◆ Exercise description ◆
The data below is to be returned in full and exactly.

Data items:
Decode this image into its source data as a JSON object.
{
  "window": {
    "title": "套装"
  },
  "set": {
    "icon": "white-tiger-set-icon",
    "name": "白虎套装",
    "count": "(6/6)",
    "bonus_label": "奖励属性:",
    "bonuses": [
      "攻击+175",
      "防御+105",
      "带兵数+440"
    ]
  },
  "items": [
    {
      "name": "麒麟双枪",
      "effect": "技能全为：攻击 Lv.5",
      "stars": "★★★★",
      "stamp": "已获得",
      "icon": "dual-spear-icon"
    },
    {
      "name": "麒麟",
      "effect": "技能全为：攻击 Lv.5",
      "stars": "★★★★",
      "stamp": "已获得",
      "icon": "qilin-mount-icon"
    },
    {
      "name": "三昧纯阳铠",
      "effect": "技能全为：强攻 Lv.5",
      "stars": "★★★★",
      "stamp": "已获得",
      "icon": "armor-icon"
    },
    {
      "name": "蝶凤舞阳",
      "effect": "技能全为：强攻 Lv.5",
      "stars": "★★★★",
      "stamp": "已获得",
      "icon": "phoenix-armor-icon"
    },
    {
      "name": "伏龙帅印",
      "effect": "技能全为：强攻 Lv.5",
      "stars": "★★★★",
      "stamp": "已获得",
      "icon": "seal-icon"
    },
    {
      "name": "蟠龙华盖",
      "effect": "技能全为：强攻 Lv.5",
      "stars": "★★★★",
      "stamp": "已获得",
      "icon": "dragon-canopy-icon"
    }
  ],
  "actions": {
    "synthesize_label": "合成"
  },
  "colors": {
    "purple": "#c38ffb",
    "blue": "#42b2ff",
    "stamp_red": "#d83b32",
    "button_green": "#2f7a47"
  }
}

◆ Solution to the problem ◆
Decode this image into its source data as a JSON object.
{
  "window": {
    "title": "套装"
  },
  "set": {
    "icon": "white-tiger-set-icon",
    "name": "白虎套装",
    "count": "(6/6)",
    "bonus_label": "奖励属性:",
    "bonuses": [
      "攻击+175",
      "防御+105",
      "带兵数+440"
    ]
  },
  "items": [
    {
      "name": "麒麟双枪",
      "effect": "技能全为：攻击 Lv.5",
      "stars": "★★★★",
      "stamp": "已获得",
      "icon": "dual-spear-icon"
    },
    {
      "name": "麒麟",
      "effect": "技能全为：攻击 Lv.5",
      "stars": "★★★★",
      "stamp": "已获得",
      "icon": "qilin-mount-icon"
    },
    {
      "name": "三昧纯阳铠",
      "effect": "技能全为：强攻 Lv.5",
      "stars": "★★★★",
      "stamp": "已获得",
      "icon": "armor-icon"
    },
    {
      "name": "蝶凤舞阳",
      "effect": "技能全为：强攻 Lv.5",
      "stars": "★★★★",
      "stamp": "已获得",
      "icon": "phoenix-armor-icon"
    },
    {
      "name": "伏龙帅印",
      "effect": "技能全为：强攻 Lv.5",
      "stars": "★★★★",
      "stamp": "已获得",
      "icon": "seal-icon"
    },
    {
      "name": "蟠龙华盖",
      "effect": "技能全为：强攻 Lv.5",
      "stars": "★★★★",
      "stamp": "已获得",
      "icon": "dragon-canopy-icon"
    }
  ],
  "actions": {
    "synthesize_label": "合成"
  },
  "colors": {
    "purple": "#c38ffb",
    "blue": "#42b2ff",
    "stamp_red": "#d83b32",
    "button_green": "#2f7a47"
  }
}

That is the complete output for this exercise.